Stored entries
--
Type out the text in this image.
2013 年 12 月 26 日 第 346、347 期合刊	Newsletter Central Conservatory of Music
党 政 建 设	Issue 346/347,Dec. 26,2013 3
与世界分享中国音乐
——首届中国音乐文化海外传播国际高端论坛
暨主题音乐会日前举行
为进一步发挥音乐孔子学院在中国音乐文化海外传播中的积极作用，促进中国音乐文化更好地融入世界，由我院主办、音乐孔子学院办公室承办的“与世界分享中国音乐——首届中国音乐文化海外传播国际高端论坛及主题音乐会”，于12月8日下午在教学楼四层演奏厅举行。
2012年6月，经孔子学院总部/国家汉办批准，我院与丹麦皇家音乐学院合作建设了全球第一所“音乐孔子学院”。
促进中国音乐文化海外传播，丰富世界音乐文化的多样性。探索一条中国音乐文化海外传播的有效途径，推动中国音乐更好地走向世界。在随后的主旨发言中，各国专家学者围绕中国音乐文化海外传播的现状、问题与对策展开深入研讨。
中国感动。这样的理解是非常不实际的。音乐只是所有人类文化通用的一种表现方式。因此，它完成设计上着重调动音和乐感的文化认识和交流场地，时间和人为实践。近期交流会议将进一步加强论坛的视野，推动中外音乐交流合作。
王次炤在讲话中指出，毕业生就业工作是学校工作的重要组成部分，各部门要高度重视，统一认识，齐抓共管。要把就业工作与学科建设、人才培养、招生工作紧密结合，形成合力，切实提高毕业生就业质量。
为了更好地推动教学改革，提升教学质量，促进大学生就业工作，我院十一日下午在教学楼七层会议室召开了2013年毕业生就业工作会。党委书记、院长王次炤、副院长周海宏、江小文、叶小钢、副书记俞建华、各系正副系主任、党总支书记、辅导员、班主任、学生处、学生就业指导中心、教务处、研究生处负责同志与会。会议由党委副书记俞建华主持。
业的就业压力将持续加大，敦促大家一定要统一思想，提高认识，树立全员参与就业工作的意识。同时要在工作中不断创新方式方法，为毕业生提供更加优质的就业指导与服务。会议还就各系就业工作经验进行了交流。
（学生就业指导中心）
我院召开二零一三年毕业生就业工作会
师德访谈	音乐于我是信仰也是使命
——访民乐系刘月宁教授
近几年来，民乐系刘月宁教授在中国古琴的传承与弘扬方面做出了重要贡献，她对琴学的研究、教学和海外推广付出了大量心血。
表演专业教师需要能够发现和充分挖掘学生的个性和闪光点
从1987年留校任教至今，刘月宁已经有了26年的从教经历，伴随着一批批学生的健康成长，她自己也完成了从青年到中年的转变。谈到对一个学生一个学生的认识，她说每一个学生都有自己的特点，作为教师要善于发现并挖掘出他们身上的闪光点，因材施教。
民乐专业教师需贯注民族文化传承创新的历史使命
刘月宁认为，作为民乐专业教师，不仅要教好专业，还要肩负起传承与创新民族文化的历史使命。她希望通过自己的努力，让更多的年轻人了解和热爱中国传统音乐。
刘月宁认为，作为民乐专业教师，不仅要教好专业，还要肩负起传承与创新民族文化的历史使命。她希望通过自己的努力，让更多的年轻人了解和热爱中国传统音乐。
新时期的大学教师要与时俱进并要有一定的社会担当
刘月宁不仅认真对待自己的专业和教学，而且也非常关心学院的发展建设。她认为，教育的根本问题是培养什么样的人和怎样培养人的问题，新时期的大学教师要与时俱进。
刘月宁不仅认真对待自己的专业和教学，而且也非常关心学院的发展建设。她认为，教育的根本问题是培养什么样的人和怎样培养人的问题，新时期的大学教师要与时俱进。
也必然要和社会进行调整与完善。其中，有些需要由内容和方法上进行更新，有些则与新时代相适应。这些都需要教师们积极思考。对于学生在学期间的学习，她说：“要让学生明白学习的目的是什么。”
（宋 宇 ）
--
- Task details -
Reproduce the material above exactly; please quote every line of it.

- Solution for this exercise -
Type out the text in this image.
2013 年 12 月 26 日 第 346、347 期合刊	Newsletter Central Conservatory of Music
党 政 建 设	Issue 346/347,Dec. 26,2013 3
与世界分享中国音乐
——首届中国音乐文化海外传播国际高端论坛
暨主题音乐会日前举行
为进一步发挥音乐孔子学院在中国音乐文化海外传播中的积极作用，促进中国音乐文化更好地融入世界，由我院主办、音乐孔子学院办公室承办的“与世界分享中国音乐——首届中国音乐文化海外传播国际高端论坛及主题音乐会”，于12月8日下午在教学楼四层演奏厅举行。
2012年6月，经孔子学院总部/国家汉办批准，我院与丹麦皇家音乐学院合作建设了全球第一所“音乐孔子学院”。
促进中国音乐文化海外传播，丰富世界音乐文化的多样性。探索一条中国音乐文化海外传播的有效途径，推动中国音乐更好地走向世界。在随后的主旨发言中，各国专家学者围绕中国音乐文化海外传播的现状、问题与对策展开深入研讨。
中国感动。这样的理解是非常不实际的。音乐只是所有人类文化通用的一种表现方式。因此，它完成设计上着重调动音和乐感的文化认识和交流场地，时间和人为实践。近期交流会议将进一步加强论坛的视野，推动中外音乐交流合作。
王次炤在讲话中指出，毕业生就业工作是学校工作的重要组成部分，各部门要高度重视，统一认识，齐抓共管。要把就业工作与学科建设、人才培养、招生工作紧密结合，形成合力，切实提高毕业生就业质量。
为了更好地推动教学改革，提升教学质量，促进大学生就业工作，我院十一日下午在教学楼七层会议室召开了2013年毕业生就业工作会。党委书记、院长王次炤、副院长周海宏、江小文、叶小钢、副书记俞建华、各系正副系主任、党总支书记、辅导员、班主任、学生处、学生就业指导中心、教务处、研究生处负责同志与会。会议由党委副书记俞建华主持。
业的就业压力将持续加大，敦促大家一定要统一思想，提高认识，树立全员参与就业工作的意识。同时要在工作中不断创新方式方法，为毕业生提供更加优质的就业指导与服务。会议还就各系就业工作经验进行了交流。
（学生就业指导中心）
我院召开二零一三年毕业生就业工作会
师德访谈	音乐于我是信仰也是使命
——访民乐系刘月宁教授
近几年来，民乐系刘月宁教授在中国古琴的传承与弘扬方面做出了重要贡献，她对琴学的研究、教学和海外推广付出了大量心血。
表演专业教师需要能够发现和充分挖掘学生的个性和闪光点
从1987年留校任教至今，刘月宁已经有了26年的从教经历，伴随着一批批学生的健康成长，她自己也完成了从青年到中年的转变。谈到对一个学生一个学生的认识，她说每一个学生都有自己的特点，作为教师要善于发现并挖掘出他们身上的闪光点，因材施教。
民乐专业教师需贯注民族文化传承创新的历史使命
刘月宁认为，作为民乐专业教师，不仅要教好专业，还要肩负起传承与创新民族文化的历史使命。她希望通过自己的努力，让更多的年轻人了解和热爱中国传统音乐。
刘月宁认为，作为民乐专业教师，不仅要教好专业，还要肩负起传承与创新民族文化的历史使命。她希望通过自己的努力，让更多的年轻人了解和热爱中国传统音乐。
新时期的大学教师要与时俱进并要有一定的社会担当
刘月宁不仅认真对待自己的专业和教学，而且也非常关心学院的发展建设。她认为，教育的根本问题是培养什么样的人和怎样培养人的问题，新时期的大学教师要与时俱进。
刘月宁不仅认真对待自己的专业和教学，而且也非常关心学院的发展建设。她认为，教育的根本问题是培养什么样的人和怎样培养人的问题，新时期的大学教师要与时俱进。
也必然要和社会进行调整与完善。其中，有些需要由内容和方法上进行更新，有些则与新时代相适应。这些都需要教师们积极思考。对于学生在学期间的学习，她说：“要让学生明白学习的目的是什么。”
（宋 宇 ）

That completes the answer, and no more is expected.